##### EXTRACTED MATERIAL #####

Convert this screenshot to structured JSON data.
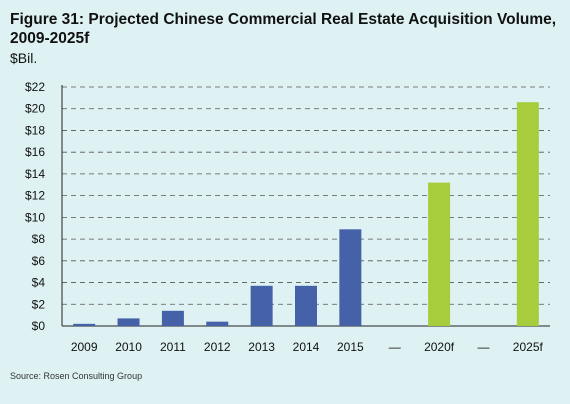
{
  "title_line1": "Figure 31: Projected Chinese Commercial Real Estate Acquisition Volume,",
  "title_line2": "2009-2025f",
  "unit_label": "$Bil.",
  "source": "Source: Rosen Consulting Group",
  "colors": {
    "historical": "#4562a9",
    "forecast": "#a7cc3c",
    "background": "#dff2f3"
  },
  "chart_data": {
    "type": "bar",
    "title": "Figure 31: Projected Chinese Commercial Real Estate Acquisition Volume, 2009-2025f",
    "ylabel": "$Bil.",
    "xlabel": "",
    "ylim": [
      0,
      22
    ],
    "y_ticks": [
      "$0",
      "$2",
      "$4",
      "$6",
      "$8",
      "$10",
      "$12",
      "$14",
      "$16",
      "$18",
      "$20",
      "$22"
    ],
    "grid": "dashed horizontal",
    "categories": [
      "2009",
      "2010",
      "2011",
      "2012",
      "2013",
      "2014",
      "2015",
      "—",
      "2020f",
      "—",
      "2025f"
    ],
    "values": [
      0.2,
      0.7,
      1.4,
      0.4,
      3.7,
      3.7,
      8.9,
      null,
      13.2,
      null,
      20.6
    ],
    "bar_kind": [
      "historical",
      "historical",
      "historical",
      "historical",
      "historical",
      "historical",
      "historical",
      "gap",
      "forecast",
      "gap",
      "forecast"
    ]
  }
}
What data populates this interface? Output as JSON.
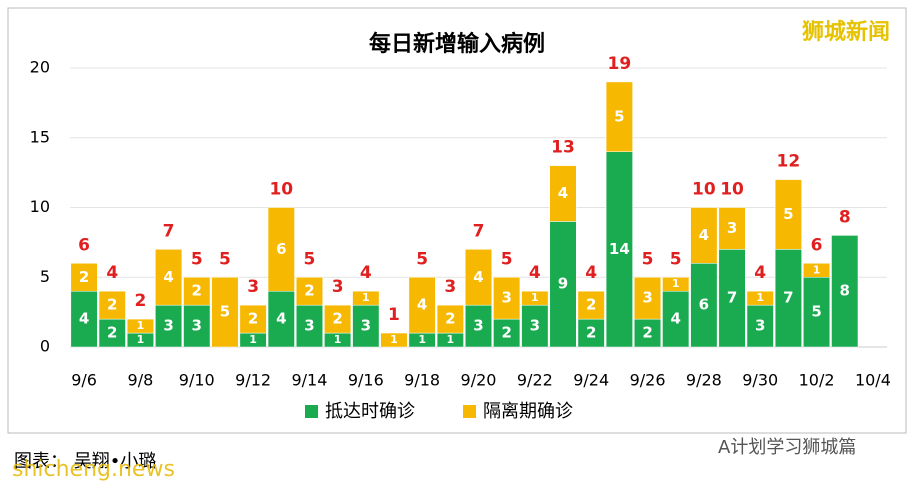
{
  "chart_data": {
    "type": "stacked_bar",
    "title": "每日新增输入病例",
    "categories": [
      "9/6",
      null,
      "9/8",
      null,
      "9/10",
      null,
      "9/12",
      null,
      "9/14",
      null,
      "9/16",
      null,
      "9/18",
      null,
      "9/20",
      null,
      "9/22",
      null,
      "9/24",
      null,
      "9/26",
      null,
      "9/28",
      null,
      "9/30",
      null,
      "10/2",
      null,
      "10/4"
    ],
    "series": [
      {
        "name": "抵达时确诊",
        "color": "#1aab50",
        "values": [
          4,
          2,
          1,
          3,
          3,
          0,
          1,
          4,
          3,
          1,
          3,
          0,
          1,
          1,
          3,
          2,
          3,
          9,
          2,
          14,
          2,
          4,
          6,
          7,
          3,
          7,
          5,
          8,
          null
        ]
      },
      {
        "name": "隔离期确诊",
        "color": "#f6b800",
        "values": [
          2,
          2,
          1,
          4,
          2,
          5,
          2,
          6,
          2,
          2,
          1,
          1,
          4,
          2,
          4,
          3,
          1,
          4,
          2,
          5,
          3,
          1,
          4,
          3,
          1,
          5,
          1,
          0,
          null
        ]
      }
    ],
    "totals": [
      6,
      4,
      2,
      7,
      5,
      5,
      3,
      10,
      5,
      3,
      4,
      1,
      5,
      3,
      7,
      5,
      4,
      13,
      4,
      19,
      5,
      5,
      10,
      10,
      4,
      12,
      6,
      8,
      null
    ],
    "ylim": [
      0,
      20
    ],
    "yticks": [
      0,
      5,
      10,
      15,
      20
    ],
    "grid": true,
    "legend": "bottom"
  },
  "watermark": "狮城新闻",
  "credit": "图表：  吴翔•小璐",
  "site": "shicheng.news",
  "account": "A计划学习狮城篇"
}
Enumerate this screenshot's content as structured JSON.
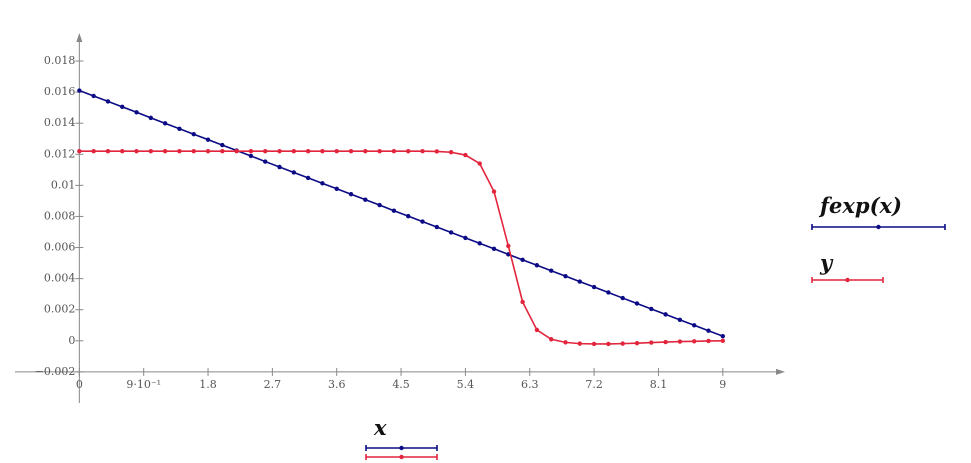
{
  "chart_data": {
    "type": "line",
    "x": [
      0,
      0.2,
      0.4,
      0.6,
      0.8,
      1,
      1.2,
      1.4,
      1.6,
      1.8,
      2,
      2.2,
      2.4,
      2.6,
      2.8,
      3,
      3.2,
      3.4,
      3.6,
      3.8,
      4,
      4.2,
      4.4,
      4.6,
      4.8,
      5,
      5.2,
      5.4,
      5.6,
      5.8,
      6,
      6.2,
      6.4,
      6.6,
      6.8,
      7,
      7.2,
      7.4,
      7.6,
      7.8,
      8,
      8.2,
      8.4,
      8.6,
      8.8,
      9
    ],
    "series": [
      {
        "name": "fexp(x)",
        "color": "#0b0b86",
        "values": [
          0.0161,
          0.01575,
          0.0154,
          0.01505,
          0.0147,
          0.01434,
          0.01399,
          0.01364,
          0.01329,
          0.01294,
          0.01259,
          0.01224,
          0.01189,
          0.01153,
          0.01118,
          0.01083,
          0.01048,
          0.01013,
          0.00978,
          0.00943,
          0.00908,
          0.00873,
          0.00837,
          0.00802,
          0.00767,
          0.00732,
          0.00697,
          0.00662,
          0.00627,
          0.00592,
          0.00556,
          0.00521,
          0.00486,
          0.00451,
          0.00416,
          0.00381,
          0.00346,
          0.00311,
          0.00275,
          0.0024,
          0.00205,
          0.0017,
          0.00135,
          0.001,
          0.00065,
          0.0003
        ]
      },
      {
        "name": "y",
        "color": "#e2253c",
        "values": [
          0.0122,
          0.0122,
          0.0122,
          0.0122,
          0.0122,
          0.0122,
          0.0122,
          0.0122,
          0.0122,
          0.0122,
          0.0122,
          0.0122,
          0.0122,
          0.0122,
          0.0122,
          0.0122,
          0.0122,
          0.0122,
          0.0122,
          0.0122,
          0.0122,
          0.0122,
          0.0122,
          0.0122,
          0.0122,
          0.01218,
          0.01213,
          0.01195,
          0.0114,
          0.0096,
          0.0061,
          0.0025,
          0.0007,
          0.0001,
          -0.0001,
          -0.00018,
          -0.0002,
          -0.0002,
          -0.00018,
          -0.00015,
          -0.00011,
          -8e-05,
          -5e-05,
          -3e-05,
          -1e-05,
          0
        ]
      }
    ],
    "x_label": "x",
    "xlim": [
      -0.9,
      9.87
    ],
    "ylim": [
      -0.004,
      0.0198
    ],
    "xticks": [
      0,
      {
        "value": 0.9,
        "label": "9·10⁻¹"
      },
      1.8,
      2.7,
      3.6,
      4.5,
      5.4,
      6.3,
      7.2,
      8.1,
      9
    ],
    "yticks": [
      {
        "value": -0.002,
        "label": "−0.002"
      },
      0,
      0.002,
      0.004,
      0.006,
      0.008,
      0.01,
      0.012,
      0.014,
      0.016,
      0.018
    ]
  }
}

#####
##### EXTRACTED MATERIAL #####

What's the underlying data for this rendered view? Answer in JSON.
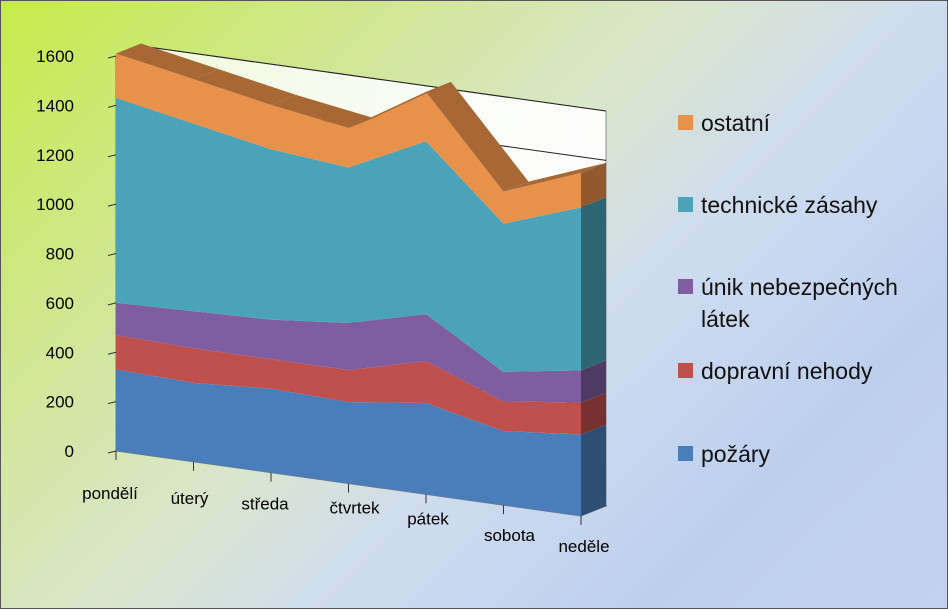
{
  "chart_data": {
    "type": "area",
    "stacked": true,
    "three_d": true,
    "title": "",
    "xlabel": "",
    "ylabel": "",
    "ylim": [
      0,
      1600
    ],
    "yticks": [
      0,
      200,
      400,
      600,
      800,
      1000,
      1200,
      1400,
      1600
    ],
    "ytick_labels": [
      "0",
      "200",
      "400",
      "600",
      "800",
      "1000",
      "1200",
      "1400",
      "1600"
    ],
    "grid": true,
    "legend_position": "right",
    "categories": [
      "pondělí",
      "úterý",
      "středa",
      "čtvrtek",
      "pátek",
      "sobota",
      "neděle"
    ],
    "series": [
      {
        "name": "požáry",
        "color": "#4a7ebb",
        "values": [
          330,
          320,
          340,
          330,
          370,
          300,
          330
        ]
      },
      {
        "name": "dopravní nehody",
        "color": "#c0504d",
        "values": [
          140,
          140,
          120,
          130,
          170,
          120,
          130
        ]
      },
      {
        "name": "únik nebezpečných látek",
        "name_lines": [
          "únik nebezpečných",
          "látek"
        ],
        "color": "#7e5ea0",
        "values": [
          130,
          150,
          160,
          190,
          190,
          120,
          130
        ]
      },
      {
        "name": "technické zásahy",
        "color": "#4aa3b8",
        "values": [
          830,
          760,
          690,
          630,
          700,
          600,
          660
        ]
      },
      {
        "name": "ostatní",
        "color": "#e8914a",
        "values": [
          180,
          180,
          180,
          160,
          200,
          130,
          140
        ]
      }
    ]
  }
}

#####

**WORK INSTRUCTIONS**: Only lines with the word "What" should be collected from the material.

**WRITTEN ANSWER**:
What data populates this interface? Output as JSON.
What's the underlying data for this rendered view? Answer in JSON.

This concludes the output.